Records provided:
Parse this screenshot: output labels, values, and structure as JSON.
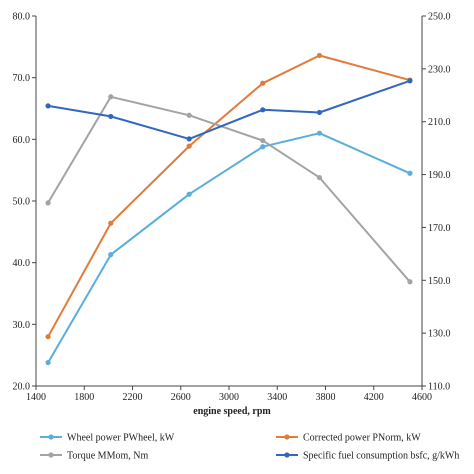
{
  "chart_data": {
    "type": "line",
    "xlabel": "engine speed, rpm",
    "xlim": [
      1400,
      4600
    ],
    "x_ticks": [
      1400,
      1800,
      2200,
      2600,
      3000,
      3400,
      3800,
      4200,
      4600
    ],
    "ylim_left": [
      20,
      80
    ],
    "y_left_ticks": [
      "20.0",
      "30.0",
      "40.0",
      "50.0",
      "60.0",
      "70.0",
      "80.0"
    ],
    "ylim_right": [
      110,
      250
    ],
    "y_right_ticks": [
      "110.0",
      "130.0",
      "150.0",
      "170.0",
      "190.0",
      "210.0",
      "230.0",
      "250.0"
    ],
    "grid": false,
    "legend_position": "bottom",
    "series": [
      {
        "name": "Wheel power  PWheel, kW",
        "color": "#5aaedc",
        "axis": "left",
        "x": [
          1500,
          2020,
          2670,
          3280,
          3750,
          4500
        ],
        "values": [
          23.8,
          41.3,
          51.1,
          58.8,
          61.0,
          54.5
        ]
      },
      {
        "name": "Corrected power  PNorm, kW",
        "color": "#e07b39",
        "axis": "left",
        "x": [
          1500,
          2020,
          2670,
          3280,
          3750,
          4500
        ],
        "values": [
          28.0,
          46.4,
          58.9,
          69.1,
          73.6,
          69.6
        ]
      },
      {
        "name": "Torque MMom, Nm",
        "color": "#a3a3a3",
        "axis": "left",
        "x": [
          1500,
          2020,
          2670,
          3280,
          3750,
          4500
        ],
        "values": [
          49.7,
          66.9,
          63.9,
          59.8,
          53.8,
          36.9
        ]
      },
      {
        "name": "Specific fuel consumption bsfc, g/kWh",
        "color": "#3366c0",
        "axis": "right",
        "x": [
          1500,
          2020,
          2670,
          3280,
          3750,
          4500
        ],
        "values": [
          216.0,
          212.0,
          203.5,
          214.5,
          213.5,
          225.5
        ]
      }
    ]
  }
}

Task: Without the pictures, return all the records precisely as they stand.

Answer to this problem:
Parse this screenshot: output labels, values, and structure as JSON.
{
  "chart_data": {
    "type": "line",
    "xlabel": "engine speed, rpm",
    "xlim": [
      1400,
      4600
    ],
    "x_ticks": [
      1400,
      1800,
      2200,
      2600,
      3000,
      3400,
      3800,
      4200,
      4600
    ],
    "ylim_left": [
      20,
      80
    ],
    "y_left_ticks": [
      "20.0",
      "30.0",
      "40.0",
      "50.0",
      "60.0",
      "70.0",
      "80.0"
    ],
    "ylim_right": [
      110,
      250
    ],
    "y_right_ticks": [
      "110.0",
      "130.0",
      "150.0",
      "170.0",
      "190.0",
      "210.0",
      "230.0",
      "250.0"
    ],
    "grid": false,
    "legend_position": "bottom",
    "series": [
      {
        "name": "Wheel power  PWheel, kW",
        "color": "#5aaedc",
        "axis": "left",
        "x": [
          1500,
          2020,
          2670,
          3280,
          3750,
          4500
        ],
        "values": [
          23.8,
          41.3,
          51.1,
          58.8,
          61.0,
          54.5
        ]
      },
      {
        "name": "Corrected power  PNorm, kW",
        "color": "#e07b39",
        "axis": "left",
        "x": [
          1500,
          2020,
          2670,
          3280,
          3750,
          4500
        ],
        "values": [
          28.0,
          46.4,
          58.9,
          69.1,
          73.6,
          69.6
        ]
      },
      {
        "name": "Torque MMom, Nm",
        "color": "#a3a3a3",
        "axis": "left",
        "x": [
          1500,
          2020,
          2670,
          3280,
          3750,
          4500
        ],
        "values": [
          49.7,
          66.9,
          63.9,
          59.8,
          53.8,
          36.9
        ]
      },
      {
        "name": "Specific fuel consumption bsfc, g/kWh",
        "color": "#3366c0",
        "axis": "right",
        "x": [
          1500,
          2020,
          2670,
          3280,
          3750,
          4500
        ],
        "values": [
          216.0,
          212.0,
          203.5,
          214.5,
          213.5,
          225.5
        ]
      }
    ]
  }
}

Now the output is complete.